▸ Available records
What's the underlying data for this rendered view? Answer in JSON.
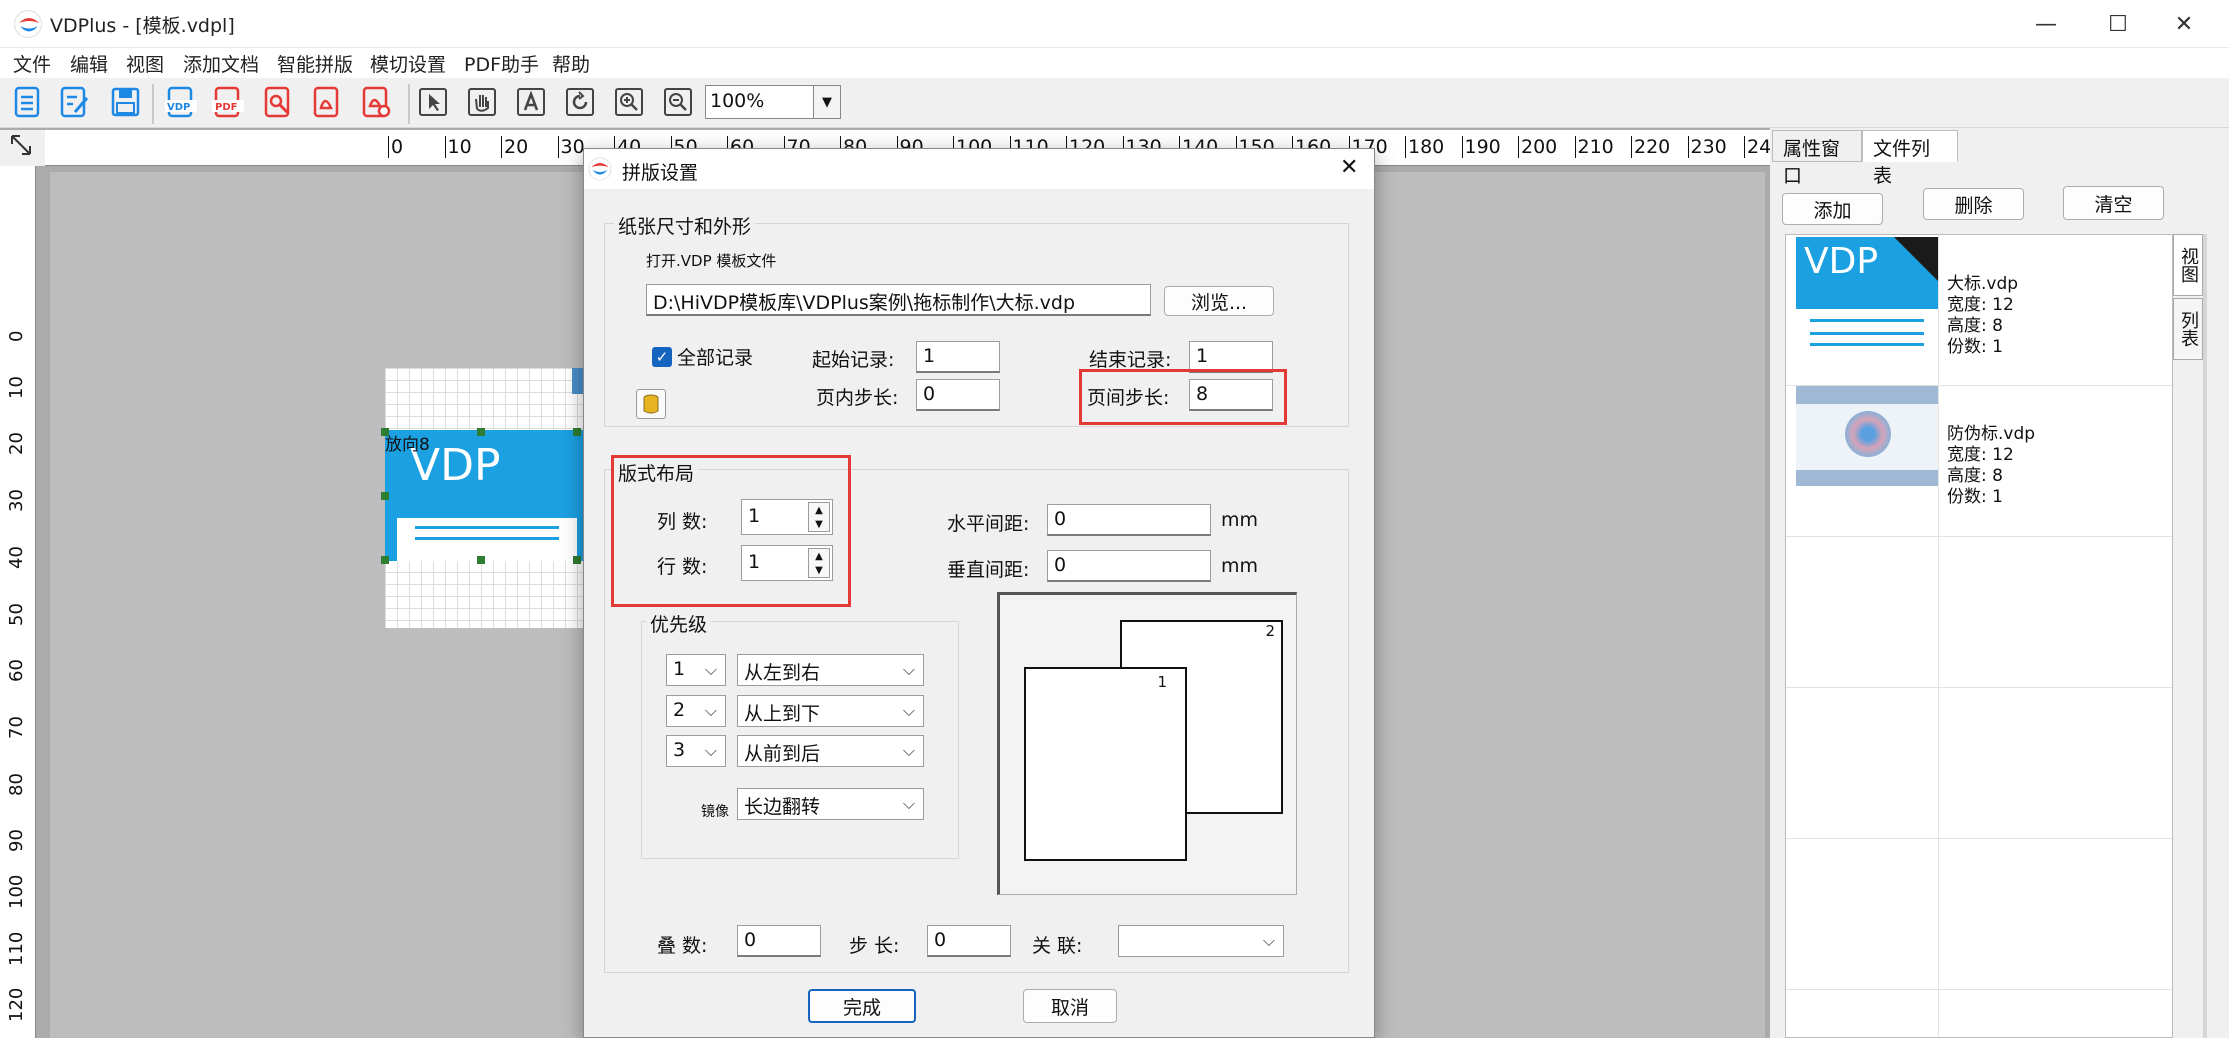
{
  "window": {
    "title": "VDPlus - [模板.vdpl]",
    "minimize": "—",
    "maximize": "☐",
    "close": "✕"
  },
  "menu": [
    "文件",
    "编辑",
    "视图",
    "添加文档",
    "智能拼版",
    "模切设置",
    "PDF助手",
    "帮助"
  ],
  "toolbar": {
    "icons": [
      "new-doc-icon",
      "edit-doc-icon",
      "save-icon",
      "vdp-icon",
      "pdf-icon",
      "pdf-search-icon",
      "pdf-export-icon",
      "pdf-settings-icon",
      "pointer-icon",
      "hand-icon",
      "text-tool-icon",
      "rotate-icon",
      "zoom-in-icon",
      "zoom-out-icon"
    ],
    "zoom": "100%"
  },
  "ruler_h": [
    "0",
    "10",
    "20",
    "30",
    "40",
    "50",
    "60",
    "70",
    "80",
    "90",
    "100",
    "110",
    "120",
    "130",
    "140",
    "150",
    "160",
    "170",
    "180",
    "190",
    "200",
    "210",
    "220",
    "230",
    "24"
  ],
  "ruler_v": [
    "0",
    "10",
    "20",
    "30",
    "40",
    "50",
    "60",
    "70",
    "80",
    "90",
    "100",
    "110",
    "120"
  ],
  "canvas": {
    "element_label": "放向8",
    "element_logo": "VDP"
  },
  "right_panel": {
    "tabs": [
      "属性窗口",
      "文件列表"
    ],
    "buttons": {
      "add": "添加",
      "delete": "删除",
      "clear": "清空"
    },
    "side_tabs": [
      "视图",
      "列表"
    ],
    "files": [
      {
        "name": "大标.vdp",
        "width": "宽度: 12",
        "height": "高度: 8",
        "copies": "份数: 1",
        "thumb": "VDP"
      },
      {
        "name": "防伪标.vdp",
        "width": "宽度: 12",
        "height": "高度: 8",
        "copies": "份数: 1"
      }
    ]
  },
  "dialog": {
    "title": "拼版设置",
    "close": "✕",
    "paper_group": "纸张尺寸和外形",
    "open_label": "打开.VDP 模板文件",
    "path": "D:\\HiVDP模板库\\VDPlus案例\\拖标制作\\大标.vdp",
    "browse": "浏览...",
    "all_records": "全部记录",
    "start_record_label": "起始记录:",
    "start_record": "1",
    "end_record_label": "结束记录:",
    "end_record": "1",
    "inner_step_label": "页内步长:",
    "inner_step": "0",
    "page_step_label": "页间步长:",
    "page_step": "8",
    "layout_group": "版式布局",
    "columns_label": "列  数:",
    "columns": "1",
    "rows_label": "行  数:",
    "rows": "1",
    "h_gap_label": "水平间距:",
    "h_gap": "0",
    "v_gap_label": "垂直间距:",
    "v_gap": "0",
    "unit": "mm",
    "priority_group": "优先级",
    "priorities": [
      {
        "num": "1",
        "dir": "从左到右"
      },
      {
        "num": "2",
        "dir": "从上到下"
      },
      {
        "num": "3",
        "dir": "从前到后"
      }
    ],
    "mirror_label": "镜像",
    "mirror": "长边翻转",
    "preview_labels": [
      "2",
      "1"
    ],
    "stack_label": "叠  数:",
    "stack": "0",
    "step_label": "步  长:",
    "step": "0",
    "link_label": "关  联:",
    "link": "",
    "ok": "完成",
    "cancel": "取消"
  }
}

--

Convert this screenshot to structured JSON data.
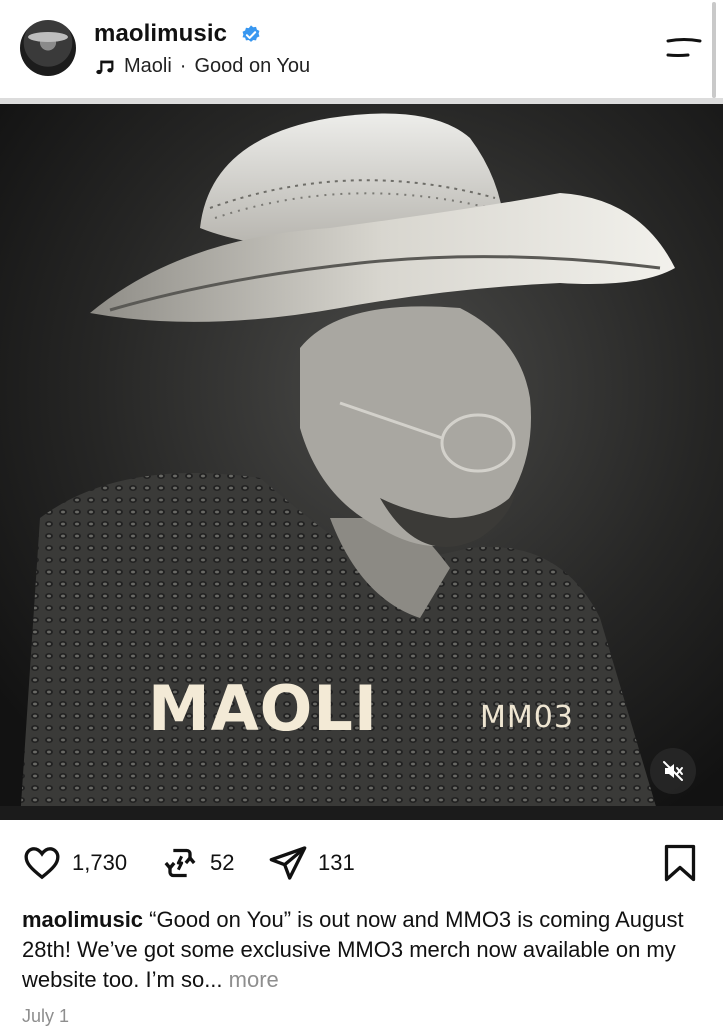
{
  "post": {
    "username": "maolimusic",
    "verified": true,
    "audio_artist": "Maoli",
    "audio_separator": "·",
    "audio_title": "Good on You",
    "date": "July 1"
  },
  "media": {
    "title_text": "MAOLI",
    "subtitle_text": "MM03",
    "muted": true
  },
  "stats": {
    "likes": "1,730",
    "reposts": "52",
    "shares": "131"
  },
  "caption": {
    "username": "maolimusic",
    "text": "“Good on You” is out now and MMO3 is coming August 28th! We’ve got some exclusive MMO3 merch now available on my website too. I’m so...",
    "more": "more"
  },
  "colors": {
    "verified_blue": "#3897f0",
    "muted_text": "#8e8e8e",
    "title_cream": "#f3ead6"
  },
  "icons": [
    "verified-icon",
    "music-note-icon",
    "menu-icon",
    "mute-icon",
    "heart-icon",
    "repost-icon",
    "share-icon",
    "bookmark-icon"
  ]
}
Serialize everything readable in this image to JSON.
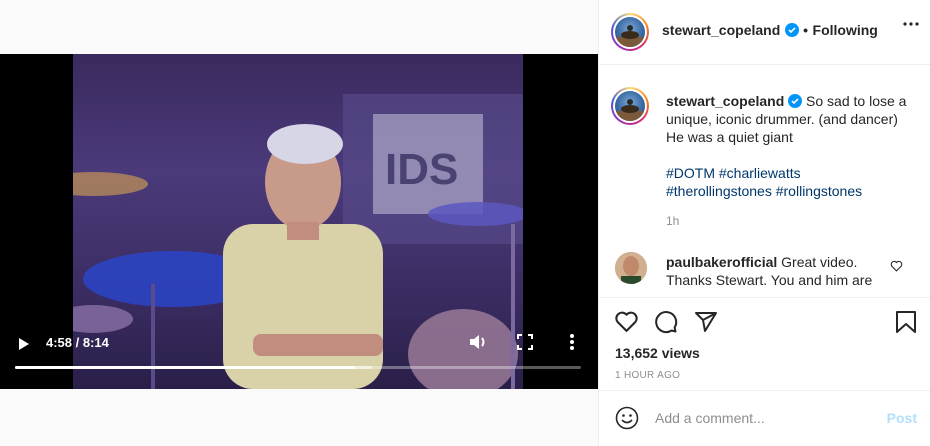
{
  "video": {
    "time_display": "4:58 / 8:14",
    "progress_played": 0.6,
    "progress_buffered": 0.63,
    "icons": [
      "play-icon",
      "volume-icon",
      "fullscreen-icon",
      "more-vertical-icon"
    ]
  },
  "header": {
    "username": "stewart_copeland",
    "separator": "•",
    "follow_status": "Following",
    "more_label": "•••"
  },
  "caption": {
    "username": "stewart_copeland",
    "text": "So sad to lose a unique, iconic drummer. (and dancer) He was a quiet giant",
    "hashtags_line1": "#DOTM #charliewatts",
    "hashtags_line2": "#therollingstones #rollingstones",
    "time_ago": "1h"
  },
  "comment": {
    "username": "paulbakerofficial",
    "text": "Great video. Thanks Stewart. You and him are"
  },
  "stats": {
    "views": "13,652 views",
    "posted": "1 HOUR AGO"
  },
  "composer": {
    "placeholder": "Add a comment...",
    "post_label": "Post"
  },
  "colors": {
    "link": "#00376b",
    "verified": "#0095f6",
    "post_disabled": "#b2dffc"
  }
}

...

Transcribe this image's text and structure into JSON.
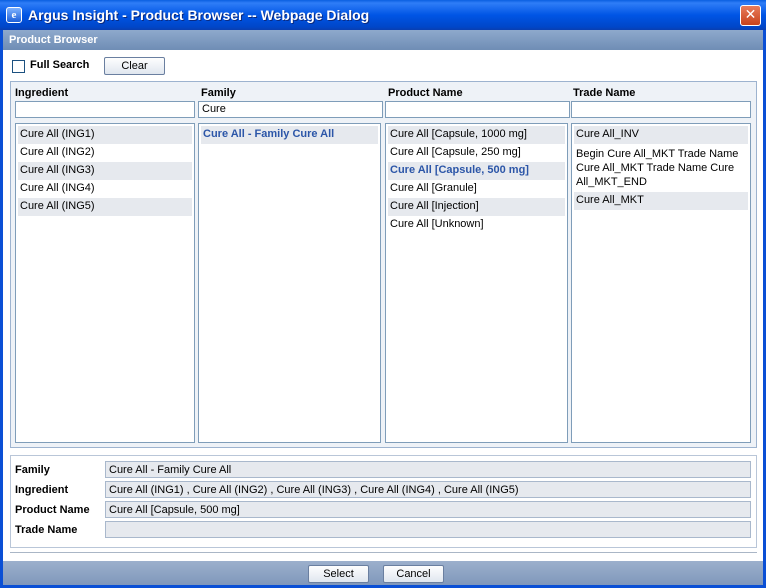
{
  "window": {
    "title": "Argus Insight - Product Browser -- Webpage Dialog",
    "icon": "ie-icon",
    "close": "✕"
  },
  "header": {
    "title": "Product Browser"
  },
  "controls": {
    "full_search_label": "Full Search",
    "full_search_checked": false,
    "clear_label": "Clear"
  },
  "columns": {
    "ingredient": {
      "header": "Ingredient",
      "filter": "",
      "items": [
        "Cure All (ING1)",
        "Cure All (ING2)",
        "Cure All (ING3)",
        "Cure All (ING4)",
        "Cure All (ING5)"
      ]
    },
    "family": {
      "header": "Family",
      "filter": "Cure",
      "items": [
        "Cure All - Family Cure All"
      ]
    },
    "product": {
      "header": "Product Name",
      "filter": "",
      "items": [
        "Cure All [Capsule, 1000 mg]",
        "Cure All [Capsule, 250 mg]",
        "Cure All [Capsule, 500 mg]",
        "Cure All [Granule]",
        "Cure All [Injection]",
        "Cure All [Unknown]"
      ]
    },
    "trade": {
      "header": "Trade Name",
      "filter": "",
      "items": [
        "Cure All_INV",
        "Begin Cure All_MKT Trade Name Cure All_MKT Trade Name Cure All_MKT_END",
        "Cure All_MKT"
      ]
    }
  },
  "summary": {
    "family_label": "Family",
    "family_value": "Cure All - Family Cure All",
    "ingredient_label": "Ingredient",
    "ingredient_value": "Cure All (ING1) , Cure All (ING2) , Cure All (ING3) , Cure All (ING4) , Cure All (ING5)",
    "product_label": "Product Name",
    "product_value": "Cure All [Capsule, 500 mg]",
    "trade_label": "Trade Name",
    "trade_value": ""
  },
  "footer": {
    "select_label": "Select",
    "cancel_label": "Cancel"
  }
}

▸ What is asked
Display every line of the listing that contains the string "Capsule".

▸ Task answer
        "Cure All [Capsule, 1000 mg]",
        "Cure All [Capsule, 250 mg]",
        "Cure All [Capsule, 500 mg]",
    "product_value": "Cure All [Capsule, 500 mg]",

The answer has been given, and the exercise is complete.